BEGIN RECORDS TO PROCESS

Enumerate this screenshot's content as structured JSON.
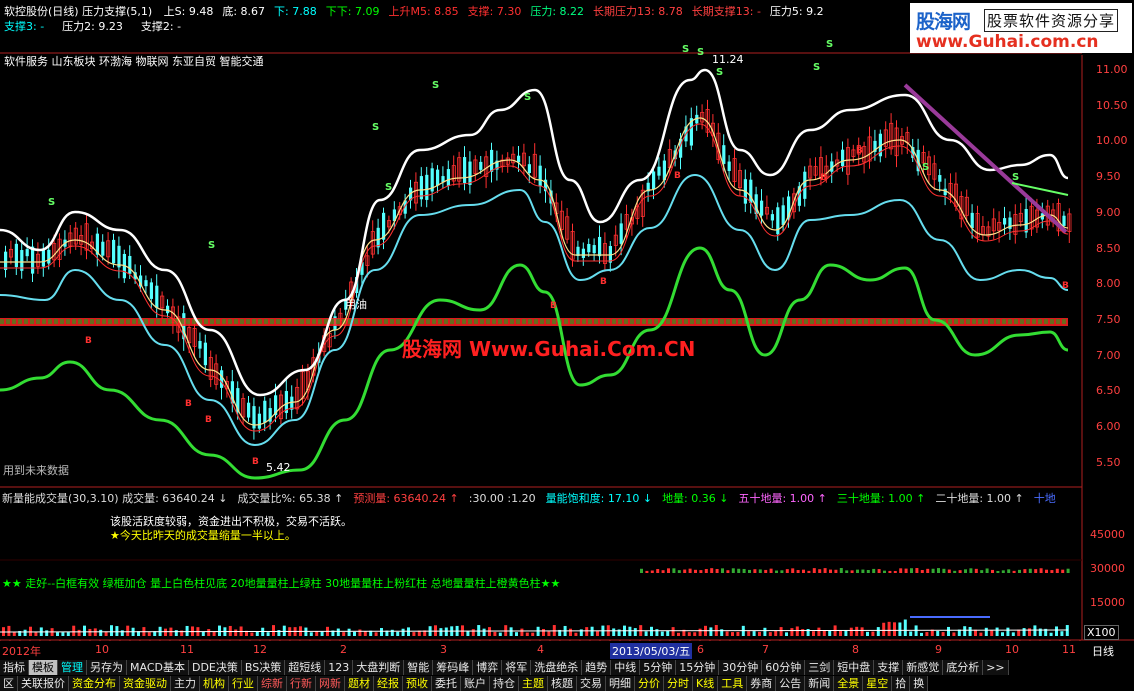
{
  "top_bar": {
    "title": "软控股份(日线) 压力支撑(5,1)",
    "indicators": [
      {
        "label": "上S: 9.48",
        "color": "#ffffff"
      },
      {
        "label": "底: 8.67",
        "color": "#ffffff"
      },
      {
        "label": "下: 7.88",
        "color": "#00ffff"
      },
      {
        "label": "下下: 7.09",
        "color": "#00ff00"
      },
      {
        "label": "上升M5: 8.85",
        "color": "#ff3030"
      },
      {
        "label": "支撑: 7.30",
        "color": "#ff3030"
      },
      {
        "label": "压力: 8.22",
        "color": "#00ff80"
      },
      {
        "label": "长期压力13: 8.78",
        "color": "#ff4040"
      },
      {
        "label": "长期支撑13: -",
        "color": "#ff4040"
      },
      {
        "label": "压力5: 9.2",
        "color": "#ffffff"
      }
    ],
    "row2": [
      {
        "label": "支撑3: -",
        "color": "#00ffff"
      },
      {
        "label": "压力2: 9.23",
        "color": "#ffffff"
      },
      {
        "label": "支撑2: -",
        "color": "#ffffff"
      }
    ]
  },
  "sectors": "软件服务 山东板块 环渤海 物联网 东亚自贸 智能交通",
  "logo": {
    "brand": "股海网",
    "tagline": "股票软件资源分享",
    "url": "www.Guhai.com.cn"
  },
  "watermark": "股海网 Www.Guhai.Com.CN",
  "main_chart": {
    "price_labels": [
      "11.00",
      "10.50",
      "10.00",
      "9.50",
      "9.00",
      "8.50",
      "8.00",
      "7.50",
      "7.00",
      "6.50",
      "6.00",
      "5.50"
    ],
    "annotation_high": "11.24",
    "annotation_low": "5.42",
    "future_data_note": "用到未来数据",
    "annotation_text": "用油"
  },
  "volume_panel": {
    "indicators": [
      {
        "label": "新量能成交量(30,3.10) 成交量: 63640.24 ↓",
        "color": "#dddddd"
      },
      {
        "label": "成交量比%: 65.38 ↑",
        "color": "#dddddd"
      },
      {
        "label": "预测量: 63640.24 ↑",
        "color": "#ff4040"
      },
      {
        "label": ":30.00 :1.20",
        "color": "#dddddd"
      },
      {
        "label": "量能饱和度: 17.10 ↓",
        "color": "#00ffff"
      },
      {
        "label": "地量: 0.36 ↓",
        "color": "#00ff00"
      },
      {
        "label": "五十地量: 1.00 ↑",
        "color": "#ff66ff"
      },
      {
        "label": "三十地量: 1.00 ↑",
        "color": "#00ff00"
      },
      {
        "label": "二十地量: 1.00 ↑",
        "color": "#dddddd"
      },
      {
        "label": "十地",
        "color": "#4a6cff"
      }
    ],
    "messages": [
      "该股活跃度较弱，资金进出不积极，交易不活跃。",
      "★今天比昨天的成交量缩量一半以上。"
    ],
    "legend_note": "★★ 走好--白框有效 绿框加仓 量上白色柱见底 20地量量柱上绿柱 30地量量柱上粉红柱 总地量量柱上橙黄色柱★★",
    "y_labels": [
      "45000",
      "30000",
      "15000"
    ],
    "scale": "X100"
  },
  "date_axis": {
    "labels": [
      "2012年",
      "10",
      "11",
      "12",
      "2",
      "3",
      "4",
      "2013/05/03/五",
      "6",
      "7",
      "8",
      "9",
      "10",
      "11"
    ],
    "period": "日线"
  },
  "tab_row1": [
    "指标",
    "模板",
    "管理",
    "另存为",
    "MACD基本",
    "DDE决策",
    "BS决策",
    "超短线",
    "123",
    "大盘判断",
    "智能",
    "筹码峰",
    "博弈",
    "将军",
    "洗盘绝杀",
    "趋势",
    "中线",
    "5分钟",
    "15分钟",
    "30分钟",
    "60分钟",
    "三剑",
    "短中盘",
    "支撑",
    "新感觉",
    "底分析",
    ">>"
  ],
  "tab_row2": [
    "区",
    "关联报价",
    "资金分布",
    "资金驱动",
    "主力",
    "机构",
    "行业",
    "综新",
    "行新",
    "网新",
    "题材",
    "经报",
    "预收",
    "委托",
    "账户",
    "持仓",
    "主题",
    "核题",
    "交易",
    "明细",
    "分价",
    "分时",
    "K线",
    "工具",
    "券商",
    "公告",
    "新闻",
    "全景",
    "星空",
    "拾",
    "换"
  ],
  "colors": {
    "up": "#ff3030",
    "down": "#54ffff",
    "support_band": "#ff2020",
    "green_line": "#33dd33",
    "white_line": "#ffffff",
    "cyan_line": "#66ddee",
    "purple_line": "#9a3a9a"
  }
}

END RECORDS TO PROCESS

WRITTEN TASK → Leave the pictures out and output the rest of the listing exactly.

RESULT BELOW →
Enumerate this screenshot's content as structured JSON.
{
  "top_bar": {
    "title": "软控股份(日线) 压力支撑(5,1)",
    "indicators": [
      {
        "label": "上S: 9.48",
        "color": "#ffffff"
      },
      {
        "label": "底: 8.67",
        "color": "#ffffff"
      },
      {
        "label": "下: 7.88",
        "color": "#00ffff"
      },
      {
        "label": "下下: 7.09",
        "color": "#00ff00"
      },
      {
        "label": "上升M5: 8.85",
        "color": "#ff3030"
      },
      {
        "label": "支撑: 7.30",
        "color": "#ff3030"
      },
      {
        "label": "压力: 8.22",
        "color": "#00ff80"
      },
      {
        "label": "长期压力13: 8.78",
        "color": "#ff4040"
      },
      {
        "label": "长期支撑13: -",
        "color": "#ff4040"
      },
      {
        "label": "压力5: 9.2",
        "color": "#ffffff"
      }
    ],
    "row2": [
      {
        "label": "支撑3: -",
        "color": "#00ffff"
      },
      {
        "label": "压力2: 9.23",
        "color": "#ffffff"
      },
      {
        "label": "支撑2: -",
        "color": "#ffffff"
      }
    ]
  },
  "sectors": "软件服务 山东板块 环渤海 物联网 东亚自贸 智能交通",
  "logo": {
    "brand": "股海网",
    "tagline": "股票软件资源分享",
    "url": "www.Guhai.com.cn"
  },
  "watermark": "股海网 Www.Guhai.Com.CN",
  "main_chart": {
    "price_labels": [
      "11.00",
      "10.50",
      "10.00",
      "9.50",
      "9.00",
      "8.50",
      "8.00",
      "7.50",
      "7.00",
      "6.50",
      "6.00",
      "5.50"
    ],
    "annotation_high": "11.24",
    "annotation_low": "5.42",
    "future_data_note": "用到未来数据",
    "annotation_text": "用油"
  },
  "volume_panel": {
    "indicators": [
      {
        "label": "新量能成交量(30,3.10) 成交量: 63640.24 ↓",
        "color": "#dddddd"
      },
      {
        "label": "成交量比%: 65.38 ↑",
        "color": "#dddddd"
      },
      {
        "label": "预测量: 63640.24 ↑",
        "color": "#ff4040"
      },
      {
        "label": ":30.00 :1.20",
        "color": "#dddddd"
      },
      {
        "label": "量能饱和度: 17.10 ↓",
        "color": "#00ffff"
      },
      {
        "label": "地量: 0.36 ↓",
        "color": "#00ff00"
      },
      {
        "label": "五十地量: 1.00 ↑",
        "color": "#ff66ff"
      },
      {
        "label": "三十地量: 1.00 ↑",
        "color": "#00ff00"
      },
      {
        "label": "二十地量: 1.00 ↑",
        "color": "#dddddd"
      },
      {
        "label": "十地",
        "color": "#4a6cff"
      }
    ],
    "messages": [
      "该股活跃度较弱，资金进出不积极，交易不活跃。",
      "★今天比昨天的成交量缩量一半以上。"
    ],
    "legend_note": "★★ 走好--白框有效 绿框加仓 量上白色柱见底 20地量量柱上绿柱 30地量量柱上粉红柱 总地量量柱上橙黄色柱★★",
    "y_labels": [
      "45000",
      "30000",
      "15000"
    ],
    "scale": "X100"
  },
  "date_axis": {
    "labels": [
      "2012年",
      "10",
      "11",
      "12",
      "2",
      "3",
      "4",
      "2013/05/03/五",
      "6",
      "7",
      "8",
      "9",
      "10",
      "11"
    ],
    "period": "日线"
  },
  "tab_row1": [
    "指标",
    "模板",
    "管理",
    "另存为",
    "MACD基本",
    "DDE决策",
    "BS决策",
    "超短线",
    "123",
    "大盘判断",
    "智能",
    "筹码峰",
    "博弈",
    "将军",
    "洗盘绝杀",
    "趋势",
    "中线",
    "5分钟",
    "15分钟",
    "30分钟",
    "60分钟",
    "三剑",
    "短中盘",
    "支撑",
    "新感觉",
    "底分析",
    ">>"
  ],
  "tab_row2": [
    "区",
    "关联报价",
    "资金分布",
    "资金驱动",
    "主力",
    "机构",
    "行业",
    "综新",
    "行新",
    "网新",
    "题材",
    "经报",
    "预收",
    "委托",
    "账户",
    "持仓",
    "主题",
    "核题",
    "交易",
    "明细",
    "分价",
    "分时",
    "K线",
    "工具",
    "券商",
    "公告",
    "新闻",
    "全景",
    "星空",
    "拾",
    "换"
  ],
  "colors": {
    "up": "#ff3030",
    "down": "#54ffff",
    "support_band": "#ff2020",
    "green_line": "#33dd33",
    "white_line": "#ffffff",
    "cyan_line": "#66ddee",
    "purple_line": "#9a3a9a"
  }
}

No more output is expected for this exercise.